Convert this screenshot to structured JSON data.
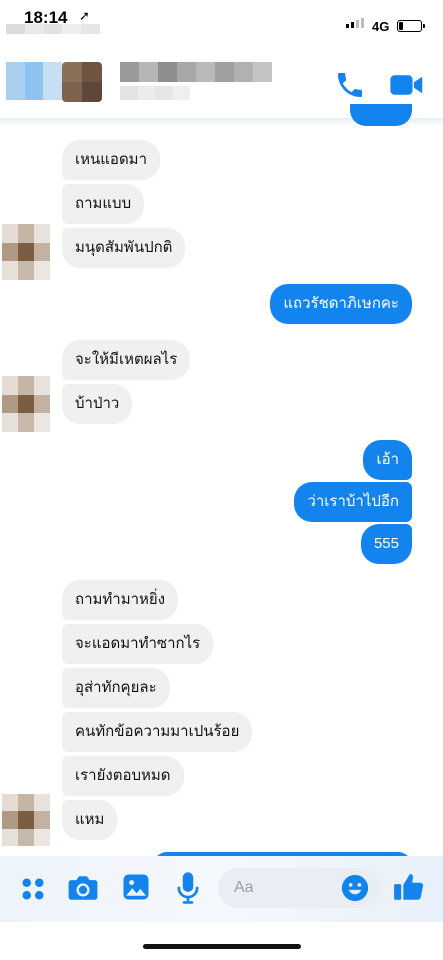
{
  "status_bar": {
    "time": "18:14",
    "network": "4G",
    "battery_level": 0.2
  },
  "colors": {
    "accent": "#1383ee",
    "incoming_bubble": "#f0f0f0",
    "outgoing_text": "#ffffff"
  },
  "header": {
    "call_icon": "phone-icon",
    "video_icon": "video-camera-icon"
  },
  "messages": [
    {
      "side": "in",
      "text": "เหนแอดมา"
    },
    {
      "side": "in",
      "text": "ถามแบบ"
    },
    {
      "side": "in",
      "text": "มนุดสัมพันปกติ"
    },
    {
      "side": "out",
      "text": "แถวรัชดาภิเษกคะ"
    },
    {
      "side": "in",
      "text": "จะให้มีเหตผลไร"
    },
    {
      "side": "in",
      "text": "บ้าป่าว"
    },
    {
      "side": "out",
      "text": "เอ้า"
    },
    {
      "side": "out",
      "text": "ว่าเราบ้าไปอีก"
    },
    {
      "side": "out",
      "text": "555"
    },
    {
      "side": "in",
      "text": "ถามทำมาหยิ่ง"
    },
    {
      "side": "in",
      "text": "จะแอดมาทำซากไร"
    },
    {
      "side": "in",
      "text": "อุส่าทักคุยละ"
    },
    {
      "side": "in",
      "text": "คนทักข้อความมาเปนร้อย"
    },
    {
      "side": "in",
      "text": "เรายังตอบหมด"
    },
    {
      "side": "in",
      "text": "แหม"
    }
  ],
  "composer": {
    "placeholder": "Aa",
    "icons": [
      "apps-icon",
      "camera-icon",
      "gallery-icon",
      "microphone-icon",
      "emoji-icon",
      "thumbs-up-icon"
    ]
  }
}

--

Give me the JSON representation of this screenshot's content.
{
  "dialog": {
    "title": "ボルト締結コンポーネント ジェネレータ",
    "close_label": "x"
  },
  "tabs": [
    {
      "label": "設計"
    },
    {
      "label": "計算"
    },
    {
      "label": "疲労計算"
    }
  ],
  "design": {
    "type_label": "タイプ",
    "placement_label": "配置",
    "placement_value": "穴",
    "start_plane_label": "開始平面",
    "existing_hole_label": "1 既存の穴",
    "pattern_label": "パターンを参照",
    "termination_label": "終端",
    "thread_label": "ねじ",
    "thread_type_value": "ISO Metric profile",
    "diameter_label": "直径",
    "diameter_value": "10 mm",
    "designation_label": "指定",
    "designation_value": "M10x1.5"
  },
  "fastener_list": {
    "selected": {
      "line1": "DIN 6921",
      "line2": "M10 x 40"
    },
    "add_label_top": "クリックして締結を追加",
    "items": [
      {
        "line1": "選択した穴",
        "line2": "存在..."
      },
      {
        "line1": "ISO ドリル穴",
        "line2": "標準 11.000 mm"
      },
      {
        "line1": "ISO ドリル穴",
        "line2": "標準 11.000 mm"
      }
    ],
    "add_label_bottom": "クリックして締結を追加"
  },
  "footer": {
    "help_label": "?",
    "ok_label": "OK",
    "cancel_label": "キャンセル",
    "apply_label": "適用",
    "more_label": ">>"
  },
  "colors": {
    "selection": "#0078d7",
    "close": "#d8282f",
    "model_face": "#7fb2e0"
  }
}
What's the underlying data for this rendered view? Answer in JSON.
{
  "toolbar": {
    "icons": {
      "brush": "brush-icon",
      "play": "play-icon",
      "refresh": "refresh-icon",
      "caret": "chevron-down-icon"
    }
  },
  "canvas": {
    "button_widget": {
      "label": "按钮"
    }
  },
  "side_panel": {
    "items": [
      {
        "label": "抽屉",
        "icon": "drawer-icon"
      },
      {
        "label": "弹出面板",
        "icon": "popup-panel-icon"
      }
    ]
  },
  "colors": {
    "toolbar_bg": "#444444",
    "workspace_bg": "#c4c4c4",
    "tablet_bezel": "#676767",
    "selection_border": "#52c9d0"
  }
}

--

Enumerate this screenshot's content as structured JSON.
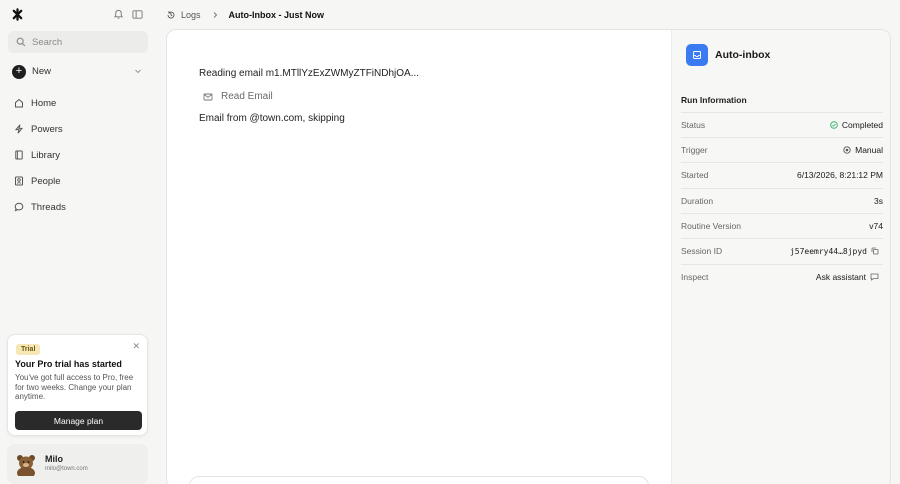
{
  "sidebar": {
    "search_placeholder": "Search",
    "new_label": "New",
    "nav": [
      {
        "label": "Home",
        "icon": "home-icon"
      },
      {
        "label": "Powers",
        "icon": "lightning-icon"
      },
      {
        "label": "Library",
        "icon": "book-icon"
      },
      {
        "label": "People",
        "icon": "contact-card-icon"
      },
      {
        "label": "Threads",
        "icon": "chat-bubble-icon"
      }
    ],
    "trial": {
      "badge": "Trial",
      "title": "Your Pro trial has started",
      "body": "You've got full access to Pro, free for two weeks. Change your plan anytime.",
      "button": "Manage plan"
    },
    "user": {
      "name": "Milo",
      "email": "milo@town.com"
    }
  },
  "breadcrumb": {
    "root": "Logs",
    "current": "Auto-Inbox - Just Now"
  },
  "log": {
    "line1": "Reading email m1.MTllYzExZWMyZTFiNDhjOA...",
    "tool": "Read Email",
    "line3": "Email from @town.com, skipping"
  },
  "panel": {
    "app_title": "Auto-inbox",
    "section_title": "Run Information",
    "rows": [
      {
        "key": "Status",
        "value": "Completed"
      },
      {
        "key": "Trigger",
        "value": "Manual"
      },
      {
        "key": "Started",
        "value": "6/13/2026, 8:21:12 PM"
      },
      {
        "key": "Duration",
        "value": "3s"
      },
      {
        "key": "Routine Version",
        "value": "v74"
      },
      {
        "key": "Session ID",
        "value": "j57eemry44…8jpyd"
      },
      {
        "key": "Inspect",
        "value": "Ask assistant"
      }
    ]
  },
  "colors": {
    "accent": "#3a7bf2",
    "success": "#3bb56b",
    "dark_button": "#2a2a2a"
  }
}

> _OBJECTIVE_
Pull out every line of the records that includes the string "town".

> _TASK RESPONSE_
      "email": "milo@town.com"
    "line3": "Email from @town.com, skipping"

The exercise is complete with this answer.